__Record extracts__:

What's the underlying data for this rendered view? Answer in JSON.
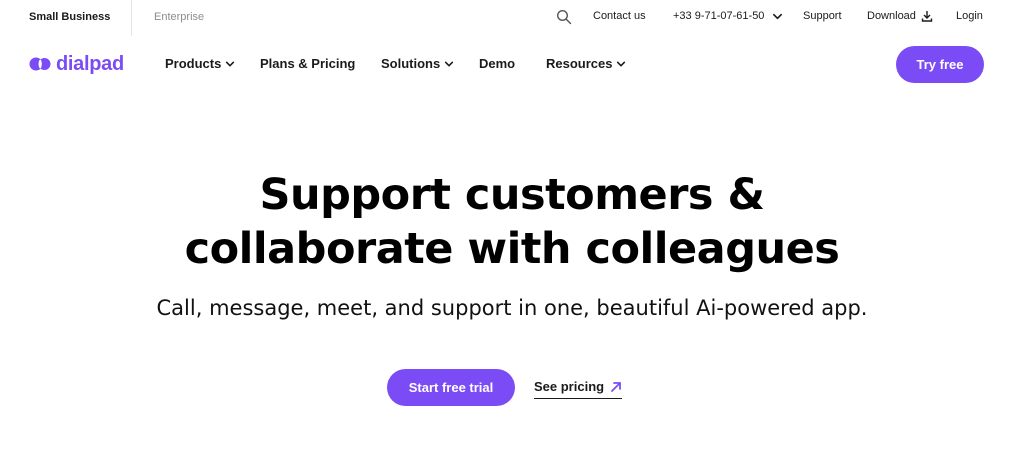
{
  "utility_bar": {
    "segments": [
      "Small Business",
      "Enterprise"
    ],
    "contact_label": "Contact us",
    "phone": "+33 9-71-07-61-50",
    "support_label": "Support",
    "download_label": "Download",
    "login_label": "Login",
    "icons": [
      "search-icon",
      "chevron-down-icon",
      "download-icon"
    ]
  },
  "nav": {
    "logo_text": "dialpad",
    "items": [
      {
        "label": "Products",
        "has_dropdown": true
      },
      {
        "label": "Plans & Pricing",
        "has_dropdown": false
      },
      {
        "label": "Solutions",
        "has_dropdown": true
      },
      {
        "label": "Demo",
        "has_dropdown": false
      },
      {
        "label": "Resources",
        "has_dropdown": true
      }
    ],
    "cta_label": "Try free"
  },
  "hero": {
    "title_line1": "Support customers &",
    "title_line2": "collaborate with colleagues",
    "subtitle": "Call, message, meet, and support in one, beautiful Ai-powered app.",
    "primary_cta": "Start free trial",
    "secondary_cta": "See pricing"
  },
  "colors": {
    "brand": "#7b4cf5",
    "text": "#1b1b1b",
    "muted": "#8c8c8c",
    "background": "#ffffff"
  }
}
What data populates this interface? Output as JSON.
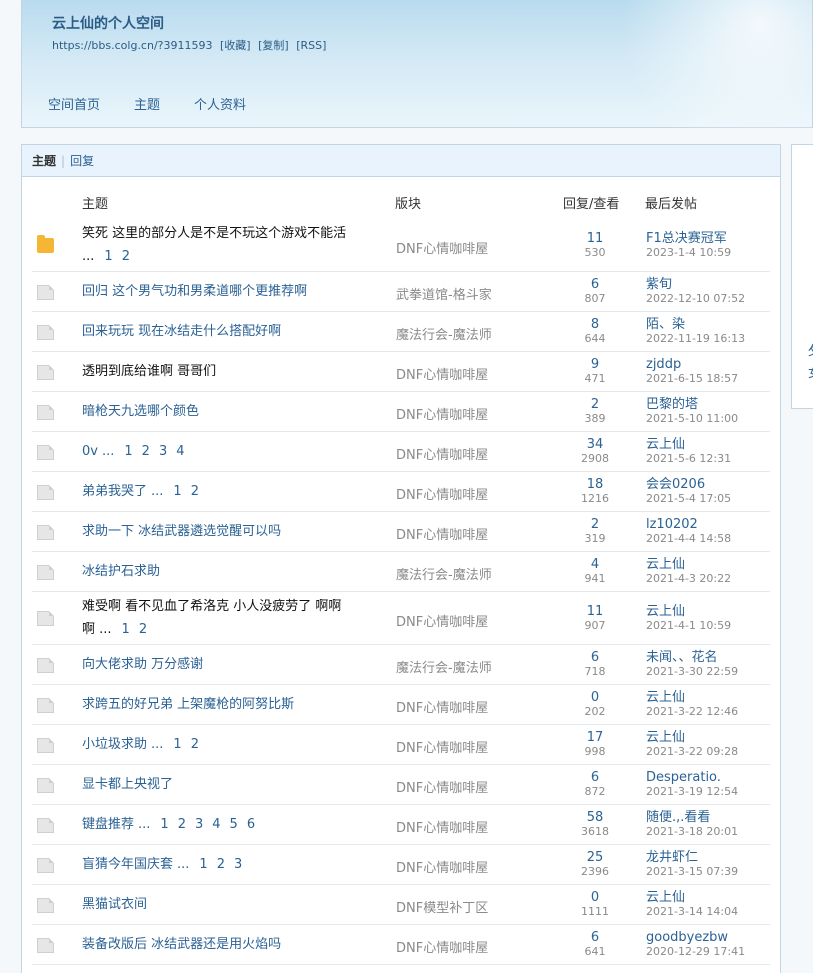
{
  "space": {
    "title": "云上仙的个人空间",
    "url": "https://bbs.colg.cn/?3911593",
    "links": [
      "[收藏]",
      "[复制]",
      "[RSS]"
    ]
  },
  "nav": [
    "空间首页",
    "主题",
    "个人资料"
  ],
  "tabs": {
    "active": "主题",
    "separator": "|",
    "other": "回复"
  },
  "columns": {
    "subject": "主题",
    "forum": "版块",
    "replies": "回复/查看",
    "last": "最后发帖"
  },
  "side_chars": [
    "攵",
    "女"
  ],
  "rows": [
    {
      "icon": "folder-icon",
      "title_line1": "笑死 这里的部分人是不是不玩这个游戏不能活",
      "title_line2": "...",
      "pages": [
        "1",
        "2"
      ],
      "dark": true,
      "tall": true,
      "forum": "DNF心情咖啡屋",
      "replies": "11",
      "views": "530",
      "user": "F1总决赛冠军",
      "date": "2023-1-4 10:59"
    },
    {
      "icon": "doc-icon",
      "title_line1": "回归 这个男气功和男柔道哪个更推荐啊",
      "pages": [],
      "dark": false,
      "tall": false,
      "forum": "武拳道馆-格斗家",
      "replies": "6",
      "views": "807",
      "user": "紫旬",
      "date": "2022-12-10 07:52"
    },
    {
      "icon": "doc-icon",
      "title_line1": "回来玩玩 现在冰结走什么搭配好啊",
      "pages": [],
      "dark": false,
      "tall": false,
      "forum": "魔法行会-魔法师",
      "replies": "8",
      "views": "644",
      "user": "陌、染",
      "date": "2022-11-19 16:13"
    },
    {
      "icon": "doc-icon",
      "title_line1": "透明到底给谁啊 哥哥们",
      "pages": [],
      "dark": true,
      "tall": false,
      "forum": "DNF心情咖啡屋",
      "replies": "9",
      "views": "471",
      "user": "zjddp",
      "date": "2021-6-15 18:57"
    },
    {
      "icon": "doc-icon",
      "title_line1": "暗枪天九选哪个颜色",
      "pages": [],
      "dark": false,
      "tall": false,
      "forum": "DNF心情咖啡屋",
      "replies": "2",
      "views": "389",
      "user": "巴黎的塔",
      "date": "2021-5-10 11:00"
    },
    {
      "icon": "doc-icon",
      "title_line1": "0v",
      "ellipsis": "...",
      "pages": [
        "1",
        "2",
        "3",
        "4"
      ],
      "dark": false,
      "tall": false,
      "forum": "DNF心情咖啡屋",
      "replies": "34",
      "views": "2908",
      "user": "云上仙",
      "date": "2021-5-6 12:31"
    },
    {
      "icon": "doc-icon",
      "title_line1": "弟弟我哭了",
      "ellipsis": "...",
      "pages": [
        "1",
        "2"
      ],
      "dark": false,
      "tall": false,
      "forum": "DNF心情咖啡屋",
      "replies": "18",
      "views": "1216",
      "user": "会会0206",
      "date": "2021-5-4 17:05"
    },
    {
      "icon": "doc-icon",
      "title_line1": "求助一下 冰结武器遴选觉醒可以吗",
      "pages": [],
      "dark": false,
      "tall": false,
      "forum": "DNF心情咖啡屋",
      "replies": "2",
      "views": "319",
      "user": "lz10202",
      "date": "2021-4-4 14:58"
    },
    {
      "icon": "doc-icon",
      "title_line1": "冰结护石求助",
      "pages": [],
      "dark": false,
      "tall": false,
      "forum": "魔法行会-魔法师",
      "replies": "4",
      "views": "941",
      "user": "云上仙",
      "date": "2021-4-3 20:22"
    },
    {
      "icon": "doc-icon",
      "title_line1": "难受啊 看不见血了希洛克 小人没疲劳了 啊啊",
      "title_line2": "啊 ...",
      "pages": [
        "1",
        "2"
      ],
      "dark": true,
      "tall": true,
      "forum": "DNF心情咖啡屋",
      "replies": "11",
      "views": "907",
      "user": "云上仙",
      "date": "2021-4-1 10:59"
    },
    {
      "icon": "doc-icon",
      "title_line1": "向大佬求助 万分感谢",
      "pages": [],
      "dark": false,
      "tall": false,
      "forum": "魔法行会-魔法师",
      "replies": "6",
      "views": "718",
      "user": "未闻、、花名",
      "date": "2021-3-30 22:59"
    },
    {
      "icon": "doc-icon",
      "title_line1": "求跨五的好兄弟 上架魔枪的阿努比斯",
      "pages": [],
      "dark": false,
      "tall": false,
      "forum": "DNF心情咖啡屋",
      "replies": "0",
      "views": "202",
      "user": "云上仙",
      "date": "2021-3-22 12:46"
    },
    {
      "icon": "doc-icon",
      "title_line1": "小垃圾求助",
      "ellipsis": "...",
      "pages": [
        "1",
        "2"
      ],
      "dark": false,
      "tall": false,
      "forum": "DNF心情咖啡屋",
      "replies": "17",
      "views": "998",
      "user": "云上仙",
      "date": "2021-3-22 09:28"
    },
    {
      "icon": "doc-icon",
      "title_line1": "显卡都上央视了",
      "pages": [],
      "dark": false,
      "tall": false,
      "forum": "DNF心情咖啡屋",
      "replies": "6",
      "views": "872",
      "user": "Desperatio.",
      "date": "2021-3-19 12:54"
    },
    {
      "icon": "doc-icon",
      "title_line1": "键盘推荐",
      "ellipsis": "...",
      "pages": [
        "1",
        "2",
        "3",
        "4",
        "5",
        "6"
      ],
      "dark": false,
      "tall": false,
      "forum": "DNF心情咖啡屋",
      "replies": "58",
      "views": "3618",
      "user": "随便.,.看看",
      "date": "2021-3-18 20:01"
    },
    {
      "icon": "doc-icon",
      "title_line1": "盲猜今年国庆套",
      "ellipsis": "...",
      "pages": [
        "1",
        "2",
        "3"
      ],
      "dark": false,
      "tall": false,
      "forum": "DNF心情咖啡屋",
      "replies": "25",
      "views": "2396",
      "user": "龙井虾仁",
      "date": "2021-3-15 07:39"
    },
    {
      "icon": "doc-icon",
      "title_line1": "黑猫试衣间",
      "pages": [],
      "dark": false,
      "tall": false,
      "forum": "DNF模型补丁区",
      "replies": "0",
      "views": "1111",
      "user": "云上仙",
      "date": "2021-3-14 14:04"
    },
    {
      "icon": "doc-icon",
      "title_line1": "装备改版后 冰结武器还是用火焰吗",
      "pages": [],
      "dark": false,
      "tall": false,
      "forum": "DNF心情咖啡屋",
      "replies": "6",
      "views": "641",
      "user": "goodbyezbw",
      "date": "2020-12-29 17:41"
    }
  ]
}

__What is expected__:
Without the images, write out each line of the data verbatim.

__Response for this exercise__:
What's the underlying data for this rendered view? Answer in JSON.
{
  "utility_bar": {
    "segments": [
      "Small Business",
      "Enterprise"
    ],
    "contact_label": "Contact us",
    "phone": "+33 9-71-07-61-50",
    "support_label": "Support",
    "download_label": "Download",
    "login_label": "Login",
    "icons": [
      "search-icon",
      "chevron-down-icon",
      "download-icon"
    ]
  },
  "nav": {
    "logo_text": "dialpad",
    "items": [
      {
        "label": "Products",
        "has_dropdown": true
      },
      {
        "label": "Plans & Pricing",
        "has_dropdown": false
      },
      {
        "label": "Solutions",
        "has_dropdown": true
      },
      {
        "label": "Demo",
        "has_dropdown": false
      },
      {
        "label": "Resources",
        "has_dropdown": true
      }
    ],
    "cta_label": "Try free"
  },
  "hero": {
    "title_line1": "Support customers &",
    "title_line2": "collaborate with colleagues",
    "subtitle": "Call, message, meet, and support in one, beautiful Ai-powered app.",
    "primary_cta": "Start free trial",
    "secondary_cta": "See pricing"
  },
  "colors": {
    "brand": "#7b4cf5",
    "text": "#1b1b1b",
    "muted": "#8c8c8c",
    "background": "#ffffff"
  }
}
What data populates this interface? Output as JSON.
{
  "space": {
    "title": "云上仙的个人空间",
    "url": "https://bbs.colg.cn/?3911593",
    "links": [
      "[收藏]",
      "[复制]",
      "[RSS]"
    ]
  },
  "nav": [
    "空间首页",
    "主题",
    "个人资料"
  ],
  "tabs": {
    "active": "主题",
    "separator": "|",
    "other": "回复"
  },
  "columns": {
    "subject": "主题",
    "forum": "版块",
    "replies": "回复/查看",
    "last": "最后发帖"
  },
  "side_chars": [
    "攵",
    "女"
  ],
  "rows": [
    {
      "icon": "folder-icon",
      "title_line1": "笑死 这里的部分人是不是不玩这个游戏不能活",
      "title_line2": "...",
      "pages": [
        "1",
        "2"
      ],
      "dark": true,
      "tall": true,
      "forum": "DNF心情咖啡屋",
      "replies": "11",
      "views": "530",
      "user": "F1总决赛冠军",
      "date": "2023-1-4 10:59"
    },
    {
      "icon": "doc-icon",
      "title_line1": "回归 这个男气功和男柔道哪个更推荐啊",
      "pages": [],
      "dark": false,
      "tall": false,
      "forum": "武拳道馆-格斗家",
      "replies": "6",
      "views": "807",
      "user": "紫旬",
      "date": "2022-12-10 07:52"
    },
    {
      "icon": "doc-icon",
      "title_line1": "回来玩玩 现在冰结走什么搭配好啊",
      "pages": [],
      "dark": false,
      "tall": false,
      "forum": "魔法行会-魔法师",
      "replies": "8",
      "views": "644",
      "user": "陌、染",
      "date": "2022-11-19 16:13"
    },
    {
      "icon": "doc-icon",
      "title_line1": "透明到底给谁啊 哥哥们",
      "pages": [],
      "dark": true,
      "tall": false,
      "forum": "DNF心情咖啡屋",
      "replies": "9",
      "views": "471",
      "user": "zjddp",
      "date": "2021-6-15 18:57"
    },
    {
      "icon": "doc-icon",
      "title_line1": "暗枪天九选哪个颜色",
      "pages": [],
      "dark": false,
      "tall": false,
      "forum": "DNF心情咖啡屋",
      "replies": "2",
      "views": "389",
      "user": "巴黎的塔",
      "date": "2021-5-10 11:00"
    },
    {
      "icon": "doc-icon",
      "title_line1": "0v",
      "ellipsis": "...",
      "pages": [
        "1",
        "2",
        "3",
        "4"
      ],
      "dark": false,
      "tall": false,
      "forum": "DNF心情咖啡屋",
      "replies": "34",
      "views": "2908",
      "user": "云上仙",
      "date": "2021-5-6 12:31"
    },
    {
      "icon": "doc-icon",
      "title_line1": "弟弟我哭了",
      "ellipsis": "...",
      "pages": [
        "1",
        "2"
      ],
      "dark": false,
      "tall": false,
      "forum": "DNF心情咖啡屋",
      "replies": "18",
      "views": "1216",
      "user": "会会0206",
      "date": "2021-5-4 17:05"
    },
    {
      "icon": "doc-icon",
      "title_line1": "求助一下 冰结武器遴选觉醒可以吗",
      "pages": [],
      "dark": false,
      "tall": false,
      "forum": "DNF心情咖啡屋",
      "replies": "2",
      "views": "319",
      "user": "lz10202",
      "date": "2021-4-4 14:58"
    },
    {
      "icon": "doc-icon",
      "title_line1": "冰结护石求助",
      "pages": [],
      "dark": false,
      "tall": false,
      "forum": "魔法行会-魔法师",
      "replies": "4",
      "views": "941",
      "user": "云上仙",
      "date": "2021-4-3 20:22"
    },
    {
      "icon": "doc-icon",
      "title_line1": "难受啊 看不见血了希洛克 小人没疲劳了 啊啊",
      "title_line2": "啊 ...",
      "pages": [
        "1",
        "2"
      ],
      "dark": true,
      "tall": true,
      "forum": "DNF心情咖啡屋",
      "replies": "11",
      "views": "907",
      "user": "云上仙",
      "date": "2021-4-1 10:59"
    },
    {
      "icon": "doc-icon",
      "title_line1": "向大佬求助 万分感谢",
      "pages": [],
      "dark": false,
      "tall": false,
      "forum": "魔法行会-魔法师",
      "replies": "6",
      "views": "718",
      "user": "未闻、、花名",
      "date": "2021-3-30 22:59"
    },
    {
      "icon": "doc-icon",
      "title_line1": "求跨五的好兄弟 上架魔枪的阿努比斯",
      "pages": [],
      "dark": false,
      "tall": false,
      "forum": "DNF心情咖啡屋",
      "replies": "0",
      "views": "202",
      "user": "云上仙",
      "date": "2021-3-22 12:46"
    },
    {
      "icon": "doc-icon",
      "title_line1": "小垃圾求助",
      "ellipsis": "...",
      "pages": [
        "1",
        "2"
      ],
      "dark": false,
      "tall": false,
      "forum": "DNF心情咖啡屋",
      "replies": "17",
      "views": "998",
      "user": "云上仙",
      "date": "2021-3-22 09:28"
    },
    {
      "icon": "doc-icon",
      "title_line1": "显卡都上央视了",
      "pages": [],
      "dark": false,
      "tall": false,
      "forum": "DNF心情咖啡屋",
      "replies": "6",
      "views": "872",
      "user": "Desperatio.",
      "date": "2021-3-19 12:54"
    },
    {
      "icon": "doc-icon",
      "title_line1": "键盘推荐",
      "ellipsis": "...",
      "pages": [
        "1",
        "2",
        "3",
        "4",
        "5",
        "6"
      ],
      "dark": false,
      "tall": false,
      "forum": "DNF心情咖啡屋",
      "replies": "58",
      "views": "3618",
      "user": "随便.,.看看",
      "date": "2021-3-18 20:01"
    },
    {
      "icon": "doc-icon",
      "title_line1": "盲猜今年国庆套",
      "ellipsis": "...",
      "pages": [
        "1",
        "2",
        "3"
      ],
      "dark": false,
      "tall": false,
      "forum": "DNF心情咖啡屋",
      "replies": "25",
      "views": "2396",
      "user": "龙井虾仁",
      "date": "2021-3-15 07:39"
    },
    {
      "icon": "doc-icon",
      "title_line1": "黑猫试衣间",
      "pages": [],
      "dark": false,
      "tall": false,
      "forum": "DNF模型补丁区",
      "replies": "0",
      "views": "1111",
      "user": "云上仙",
      "date": "2021-3-14 14:04"
    },
    {
      "icon": "doc-icon",
      "title_line1": "装备改版后 冰结武器还是用火焰吗",
      "pages": [],
      "dark": false,
      "tall": false,
      "forum": "DNF心情咖啡屋",
      "replies": "6",
      "views": "641",
      "user": "goodbyezbw",
      "date": "2020-12-29 17:41"
    }
  ]
}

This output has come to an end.